— begin Supplied information —

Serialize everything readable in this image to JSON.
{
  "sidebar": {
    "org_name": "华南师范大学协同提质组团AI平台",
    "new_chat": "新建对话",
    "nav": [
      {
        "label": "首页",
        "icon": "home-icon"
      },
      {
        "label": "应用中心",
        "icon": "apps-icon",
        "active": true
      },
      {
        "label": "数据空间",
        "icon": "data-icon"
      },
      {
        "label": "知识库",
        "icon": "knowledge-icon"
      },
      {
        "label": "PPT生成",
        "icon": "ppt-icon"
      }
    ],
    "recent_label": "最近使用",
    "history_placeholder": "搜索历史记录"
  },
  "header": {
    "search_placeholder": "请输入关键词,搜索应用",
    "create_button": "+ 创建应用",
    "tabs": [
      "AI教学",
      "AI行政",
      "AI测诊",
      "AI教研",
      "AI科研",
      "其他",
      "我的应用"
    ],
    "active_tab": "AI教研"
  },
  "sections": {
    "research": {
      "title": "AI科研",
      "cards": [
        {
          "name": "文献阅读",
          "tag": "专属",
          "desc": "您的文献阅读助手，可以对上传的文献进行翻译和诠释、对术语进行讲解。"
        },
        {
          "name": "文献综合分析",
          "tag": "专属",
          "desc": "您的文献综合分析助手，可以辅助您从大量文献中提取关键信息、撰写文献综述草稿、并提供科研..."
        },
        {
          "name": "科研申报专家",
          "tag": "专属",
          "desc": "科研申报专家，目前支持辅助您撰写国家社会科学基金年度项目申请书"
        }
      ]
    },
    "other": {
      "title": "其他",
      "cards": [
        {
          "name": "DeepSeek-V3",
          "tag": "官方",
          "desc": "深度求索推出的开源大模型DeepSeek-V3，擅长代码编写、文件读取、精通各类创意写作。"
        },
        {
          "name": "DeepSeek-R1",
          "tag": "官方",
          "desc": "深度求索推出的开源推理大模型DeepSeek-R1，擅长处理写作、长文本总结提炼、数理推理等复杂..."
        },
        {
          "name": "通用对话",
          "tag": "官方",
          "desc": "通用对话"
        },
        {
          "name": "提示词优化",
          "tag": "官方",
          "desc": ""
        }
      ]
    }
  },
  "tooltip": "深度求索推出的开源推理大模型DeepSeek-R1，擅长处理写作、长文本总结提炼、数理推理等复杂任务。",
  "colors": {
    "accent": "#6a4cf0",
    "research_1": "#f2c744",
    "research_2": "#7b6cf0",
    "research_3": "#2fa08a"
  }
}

— end Supplied information —

Your goal: Output the records exactly, including every line.

Written response:
Serialize everything readable in this image to JSON.
{
  "sidebar": {
    "org_name": "华南师范大学协同提质组团AI平台",
    "new_chat": "新建对话",
    "nav": [
      {
        "label": "首页",
        "icon": "home-icon"
      },
      {
        "label": "应用中心",
        "icon": "apps-icon",
        "active": true
      },
      {
        "label": "数据空间",
        "icon": "data-icon"
      },
      {
        "label": "知识库",
        "icon": "knowledge-icon"
      },
      {
        "label": "PPT生成",
        "icon": "ppt-icon"
      }
    ],
    "recent_label": "最近使用",
    "history_placeholder": "搜索历史记录"
  },
  "header": {
    "search_placeholder": "请输入关键词,搜索应用",
    "create_button": "+ 创建应用",
    "tabs": [
      "AI教学",
      "AI行政",
      "AI测诊",
      "AI教研",
      "AI科研",
      "其他",
      "我的应用"
    ],
    "active_tab": "AI教研"
  },
  "sections": {
    "research": {
      "title": "AI科研",
      "cards": [
        {
          "name": "文献阅读",
          "tag": "专属",
          "desc": "您的文献阅读助手，可以对上传的文献进行翻译和诠释、对术语进行讲解。"
        },
        {
          "name": "文献综合分析",
          "tag": "专属",
          "desc": "您的文献综合分析助手，可以辅助您从大量文献中提取关键信息、撰写文献综述草稿、并提供科研..."
        },
        {
          "name": "科研申报专家",
          "tag": "专属",
          "desc": "科研申报专家，目前支持辅助您撰写国家社会科学基金年度项目申请书"
        }
      ]
    },
    "other": {
      "title": "其他",
      "cards": [
        {
          "name": "DeepSeek-V3",
          "tag": "官方",
          "desc": "深度求索推出的开源大模型DeepSeek-V3，擅长代码编写、文件读取、精通各类创意写作。"
        },
        {
          "name": "DeepSeek-R1",
          "tag": "官方",
          "desc": "深度求索推出的开源推理大模型DeepSeek-R1，擅长处理写作、长文本总结提炼、数理推理等复杂..."
        },
        {
          "name": "通用对话",
          "tag": "官方",
          "desc": "通用对话"
        },
        {
          "name": "提示词优化",
          "tag": "官方",
          "desc": ""
        }
      ]
    }
  },
  "tooltip": "深度求索推出的开源推理大模型DeepSeek-R1，擅长处理写作、长文本总结提炼、数理推理等复杂任务。",
  "colors": {
    "accent": "#6a4cf0",
    "research_1": "#f2c744",
    "research_2": "#7b6cf0",
    "research_3": "#2fa08a"
  }
}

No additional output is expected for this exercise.